**WRITTEN PROBLEM**.
In full and without deviation, write out the entries that follow.

## begin MATERIAL FOR THIS EXERCISE

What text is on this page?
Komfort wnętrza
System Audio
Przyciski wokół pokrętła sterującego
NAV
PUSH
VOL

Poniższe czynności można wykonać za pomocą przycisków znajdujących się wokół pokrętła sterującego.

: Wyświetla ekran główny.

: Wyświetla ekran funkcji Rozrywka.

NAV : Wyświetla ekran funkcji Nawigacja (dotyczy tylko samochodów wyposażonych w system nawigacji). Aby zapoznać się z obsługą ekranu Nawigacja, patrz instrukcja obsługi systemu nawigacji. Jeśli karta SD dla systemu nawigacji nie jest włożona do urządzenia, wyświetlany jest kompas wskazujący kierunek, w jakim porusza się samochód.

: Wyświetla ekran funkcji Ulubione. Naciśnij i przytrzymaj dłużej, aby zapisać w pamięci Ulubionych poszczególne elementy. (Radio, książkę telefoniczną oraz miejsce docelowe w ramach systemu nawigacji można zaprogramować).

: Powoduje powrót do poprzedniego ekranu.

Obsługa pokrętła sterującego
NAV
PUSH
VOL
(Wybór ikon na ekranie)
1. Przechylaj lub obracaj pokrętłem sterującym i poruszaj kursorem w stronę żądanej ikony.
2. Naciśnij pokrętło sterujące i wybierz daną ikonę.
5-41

## end MATERIAL FOR THIS EXERCISE

**WRITTEN REPLY**.
What text is on this page?
Komfort wnętrza
System Audio
Przyciski wokół pokrętła sterującego
NAV
PUSH
VOL

Poniższe czynności można wykonać za pomocą przycisków znajdujących się wokół pokrętła sterującego.

: Wyświetla ekran główny.

: Wyświetla ekran funkcji Rozrywka.

NAV : Wyświetla ekran funkcji Nawigacja (dotyczy tylko samochodów wyposażonych w system nawigacji). Aby zapoznać się z obsługą ekranu Nawigacja, patrz instrukcja obsługi systemu nawigacji. Jeśli karta SD dla systemu nawigacji nie jest włożona do urządzenia, wyświetlany jest kompas wskazujący kierunek, w jakim porusza się samochód.

: Wyświetla ekran funkcji Ulubione. Naciśnij i przytrzymaj dłużej, aby zapisać w pamięci Ulubionych poszczególne elementy. (Radio, książkę telefoniczną oraz miejsce docelowe w ramach systemu nawigacji można zaprogramować).

: Powoduje powrót do poprzedniego ekranu.

Obsługa pokrętła sterującego
NAV
PUSH
VOL
(Wybór ikon na ekranie)
1. Przechylaj lub obracaj pokrętłem sterującym i poruszaj kursorem w stronę żądanej ikony.
2. Naciśnij pokrętło sterujące i wybierz daną ikonę.
5-41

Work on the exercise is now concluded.